» Task goal:
Search the listing for "color" and copy every line where it appears.

» Provided records:
— start —

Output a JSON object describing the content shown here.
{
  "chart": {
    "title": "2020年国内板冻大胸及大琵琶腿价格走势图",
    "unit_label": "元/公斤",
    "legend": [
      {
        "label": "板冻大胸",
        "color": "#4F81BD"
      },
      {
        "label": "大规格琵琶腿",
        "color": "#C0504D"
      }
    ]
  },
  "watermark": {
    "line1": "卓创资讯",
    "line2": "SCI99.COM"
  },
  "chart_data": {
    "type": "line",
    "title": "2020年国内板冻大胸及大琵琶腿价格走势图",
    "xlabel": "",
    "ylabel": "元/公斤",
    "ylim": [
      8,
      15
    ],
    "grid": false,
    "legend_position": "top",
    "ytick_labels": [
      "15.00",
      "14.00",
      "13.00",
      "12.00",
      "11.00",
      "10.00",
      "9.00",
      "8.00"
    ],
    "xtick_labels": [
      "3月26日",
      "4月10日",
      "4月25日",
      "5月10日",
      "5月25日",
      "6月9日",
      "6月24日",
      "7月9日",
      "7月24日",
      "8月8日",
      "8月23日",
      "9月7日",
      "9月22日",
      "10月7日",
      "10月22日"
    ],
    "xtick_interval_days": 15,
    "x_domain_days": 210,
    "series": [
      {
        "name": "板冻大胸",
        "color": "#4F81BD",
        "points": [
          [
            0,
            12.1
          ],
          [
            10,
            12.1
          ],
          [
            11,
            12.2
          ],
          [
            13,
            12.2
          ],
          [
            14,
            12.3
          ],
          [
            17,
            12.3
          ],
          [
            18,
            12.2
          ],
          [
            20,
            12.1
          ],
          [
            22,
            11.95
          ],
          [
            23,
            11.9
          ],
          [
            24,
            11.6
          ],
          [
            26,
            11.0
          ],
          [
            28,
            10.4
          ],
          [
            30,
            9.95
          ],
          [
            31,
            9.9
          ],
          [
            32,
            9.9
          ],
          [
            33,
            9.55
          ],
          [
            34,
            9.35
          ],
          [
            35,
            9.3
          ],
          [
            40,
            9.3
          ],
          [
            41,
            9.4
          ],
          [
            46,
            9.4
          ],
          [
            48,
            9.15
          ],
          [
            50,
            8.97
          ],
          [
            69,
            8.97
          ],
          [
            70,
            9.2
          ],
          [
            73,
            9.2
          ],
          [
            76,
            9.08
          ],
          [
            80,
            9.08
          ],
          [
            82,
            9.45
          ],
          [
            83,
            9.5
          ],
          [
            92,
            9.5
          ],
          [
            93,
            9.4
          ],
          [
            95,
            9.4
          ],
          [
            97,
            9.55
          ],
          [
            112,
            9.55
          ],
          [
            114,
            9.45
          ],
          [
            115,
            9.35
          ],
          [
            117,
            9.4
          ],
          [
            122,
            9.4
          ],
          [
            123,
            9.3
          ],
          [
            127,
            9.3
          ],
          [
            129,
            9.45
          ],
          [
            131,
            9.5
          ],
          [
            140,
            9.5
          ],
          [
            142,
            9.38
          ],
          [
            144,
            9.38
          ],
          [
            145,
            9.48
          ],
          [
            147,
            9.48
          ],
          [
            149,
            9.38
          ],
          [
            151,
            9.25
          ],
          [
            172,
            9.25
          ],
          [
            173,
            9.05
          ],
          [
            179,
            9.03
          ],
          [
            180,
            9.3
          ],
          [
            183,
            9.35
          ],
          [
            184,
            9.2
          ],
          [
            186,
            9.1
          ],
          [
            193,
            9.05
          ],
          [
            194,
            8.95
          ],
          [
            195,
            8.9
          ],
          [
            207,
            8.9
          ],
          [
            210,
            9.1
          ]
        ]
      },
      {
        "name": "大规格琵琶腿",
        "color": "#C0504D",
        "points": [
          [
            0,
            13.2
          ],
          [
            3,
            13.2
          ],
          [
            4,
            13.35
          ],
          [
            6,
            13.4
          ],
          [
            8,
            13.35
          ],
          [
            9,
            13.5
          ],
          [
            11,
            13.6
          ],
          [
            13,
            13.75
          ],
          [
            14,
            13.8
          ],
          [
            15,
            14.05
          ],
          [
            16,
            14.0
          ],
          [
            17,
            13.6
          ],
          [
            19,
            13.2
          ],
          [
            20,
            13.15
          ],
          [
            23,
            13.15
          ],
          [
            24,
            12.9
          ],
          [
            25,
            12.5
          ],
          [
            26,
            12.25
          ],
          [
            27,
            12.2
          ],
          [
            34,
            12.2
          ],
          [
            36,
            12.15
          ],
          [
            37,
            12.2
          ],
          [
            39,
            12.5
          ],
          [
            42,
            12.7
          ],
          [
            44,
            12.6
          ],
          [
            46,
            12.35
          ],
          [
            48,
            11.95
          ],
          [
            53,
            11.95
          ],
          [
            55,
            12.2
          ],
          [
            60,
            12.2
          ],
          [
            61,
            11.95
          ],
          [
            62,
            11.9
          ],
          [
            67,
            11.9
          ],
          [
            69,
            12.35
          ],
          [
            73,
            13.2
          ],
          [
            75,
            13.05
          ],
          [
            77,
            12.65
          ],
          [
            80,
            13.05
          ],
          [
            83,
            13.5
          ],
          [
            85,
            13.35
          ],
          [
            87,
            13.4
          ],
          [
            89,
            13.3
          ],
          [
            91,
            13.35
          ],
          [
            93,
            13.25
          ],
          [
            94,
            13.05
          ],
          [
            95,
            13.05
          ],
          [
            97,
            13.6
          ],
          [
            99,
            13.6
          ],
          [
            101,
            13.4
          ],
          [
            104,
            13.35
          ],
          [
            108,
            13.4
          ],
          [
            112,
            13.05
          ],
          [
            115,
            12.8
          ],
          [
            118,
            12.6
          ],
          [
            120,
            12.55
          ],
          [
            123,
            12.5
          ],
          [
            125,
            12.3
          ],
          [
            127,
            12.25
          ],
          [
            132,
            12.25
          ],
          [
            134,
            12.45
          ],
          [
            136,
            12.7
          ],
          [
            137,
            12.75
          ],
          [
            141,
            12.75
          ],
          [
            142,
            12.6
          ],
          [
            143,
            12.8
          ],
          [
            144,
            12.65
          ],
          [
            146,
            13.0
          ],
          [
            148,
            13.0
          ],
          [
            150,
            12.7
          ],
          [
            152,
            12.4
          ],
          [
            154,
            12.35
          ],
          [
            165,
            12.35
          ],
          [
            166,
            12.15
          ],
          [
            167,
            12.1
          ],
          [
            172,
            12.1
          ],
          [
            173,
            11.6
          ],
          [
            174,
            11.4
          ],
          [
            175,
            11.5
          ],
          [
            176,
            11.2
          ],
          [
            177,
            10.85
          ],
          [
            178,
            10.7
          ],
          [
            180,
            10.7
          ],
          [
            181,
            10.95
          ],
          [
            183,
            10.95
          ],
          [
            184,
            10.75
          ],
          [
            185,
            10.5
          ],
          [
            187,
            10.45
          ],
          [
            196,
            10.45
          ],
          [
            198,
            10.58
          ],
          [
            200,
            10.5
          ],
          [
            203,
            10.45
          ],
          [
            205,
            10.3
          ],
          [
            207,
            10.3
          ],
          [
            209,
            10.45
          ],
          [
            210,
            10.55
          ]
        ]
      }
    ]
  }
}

— end —

» Exercise output:
        "color": "#4F81BD"
        "color": "#C0504D"
        "color": "#4F81BD",
        "color": "#C0504D",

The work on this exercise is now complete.